• [Exercise directions]
Write out the listing below exactly, and omit any images you find in it.

** START OF Material to process **

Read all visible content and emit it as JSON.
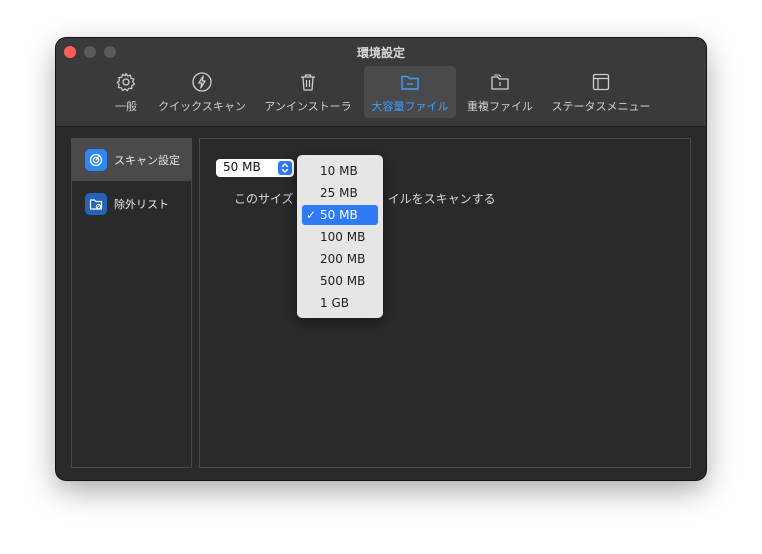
{
  "window": {
    "title": "環境設定"
  },
  "toolbar": {
    "tabs": [
      {
        "label": "一般",
        "icon": "gear-icon"
      },
      {
        "label": "クイックスキャン",
        "icon": "lightning-icon"
      },
      {
        "label": "アンインストーラ",
        "icon": "trash-icon"
      },
      {
        "label": "大容量ファイル",
        "icon": "folder-icon",
        "active": true
      },
      {
        "label": "重複ファイル",
        "icon": "duplicate-folder-icon"
      },
      {
        "label": "ステータスメニュー",
        "icon": "layout-icon"
      }
    ]
  },
  "sidebar": {
    "items": [
      {
        "label": "スキャン設定",
        "icon": "radar-icon",
        "selected": true
      },
      {
        "label": "除外リスト",
        "icon": "excluded-folder-icon"
      }
    ]
  },
  "content": {
    "size_select": {
      "value": "50 MB"
    },
    "description_before": "このサイズ",
    "description_after": "イルをスキャンする"
  },
  "dropdown": {
    "options": [
      "10 MB",
      "25 MB",
      "50 MB",
      "100 MB",
      "200 MB",
      "500 MB",
      "1 GB"
    ],
    "selected_index": 2,
    "checkmark": "✓"
  },
  "colors": {
    "accent": "#3aa0ff",
    "selection": "#2f7bf6",
    "window_bg": "#2a2a2c",
    "toolbar_bg": "#3a3a3c"
  }
}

** END OF Material to process **

• [Output]
Read all visible content and emit it as JSON.
{
  "window": {
    "title": "環境設定"
  },
  "toolbar": {
    "tabs": [
      {
        "label": "一般",
        "icon": "gear-icon"
      },
      {
        "label": "クイックスキャン",
        "icon": "lightning-icon"
      },
      {
        "label": "アンインストーラ",
        "icon": "trash-icon"
      },
      {
        "label": "大容量ファイル",
        "icon": "folder-icon",
        "active": true
      },
      {
        "label": "重複ファイル",
        "icon": "duplicate-folder-icon"
      },
      {
        "label": "ステータスメニュー",
        "icon": "layout-icon"
      }
    ]
  },
  "sidebar": {
    "items": [
      {
        "label": "スキャン設定",
        "icon": "radar-icon",
        "selected": true
      },
      {
        "label": "除外リスト",
        "icon": "excluded-folder-icon"
      }
    ]
  },
  "content": {
    "size_select": {
      "value": "50 MB"
    },
    "description_before": "このサイズ",
    "description_after": "イルをスキャンする"
  },
  "dropdown": {
    "options": [
      "10 MB",
      "25 MB",
      "50 MB",
      "100 MB",
      "200 MB",
      "500 MB",
      "1 GB"
    ],
    "selected_index": 2,
    "checkmark": "✓"
  },
  "colors": {
    "accent": "#3aa0ff",
    "selection": "#2f7bf6",
    "window_bg": "#2a2a2c",
    "toolbar_bg": "#3a3a3c"
  }
}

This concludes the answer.